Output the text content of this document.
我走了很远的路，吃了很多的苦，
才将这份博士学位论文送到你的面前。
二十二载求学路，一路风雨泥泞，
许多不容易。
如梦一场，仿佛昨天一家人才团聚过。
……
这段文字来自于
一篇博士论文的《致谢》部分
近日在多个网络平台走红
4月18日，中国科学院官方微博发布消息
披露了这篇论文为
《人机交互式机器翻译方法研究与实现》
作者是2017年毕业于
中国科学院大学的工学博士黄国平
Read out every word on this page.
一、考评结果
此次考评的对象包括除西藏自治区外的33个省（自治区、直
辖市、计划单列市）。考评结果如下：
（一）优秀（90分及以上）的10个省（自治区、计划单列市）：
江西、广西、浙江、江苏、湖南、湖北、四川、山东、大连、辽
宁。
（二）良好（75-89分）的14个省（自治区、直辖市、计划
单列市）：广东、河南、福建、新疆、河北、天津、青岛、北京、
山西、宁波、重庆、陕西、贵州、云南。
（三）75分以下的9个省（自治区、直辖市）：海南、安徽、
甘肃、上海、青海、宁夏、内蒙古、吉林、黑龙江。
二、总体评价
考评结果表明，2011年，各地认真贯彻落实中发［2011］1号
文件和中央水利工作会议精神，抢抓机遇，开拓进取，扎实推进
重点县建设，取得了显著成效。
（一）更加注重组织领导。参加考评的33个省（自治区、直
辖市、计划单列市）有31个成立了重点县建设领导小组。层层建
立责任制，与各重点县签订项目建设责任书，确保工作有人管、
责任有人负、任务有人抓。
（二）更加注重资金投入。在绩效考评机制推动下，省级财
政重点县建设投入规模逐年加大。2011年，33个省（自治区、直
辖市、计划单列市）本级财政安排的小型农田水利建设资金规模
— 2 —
* * *
_Instructions to follow_
Return each full line of the entries that contains the word "this".

_Finished exercise_
Output the text content of this document.
Read out every word on this page.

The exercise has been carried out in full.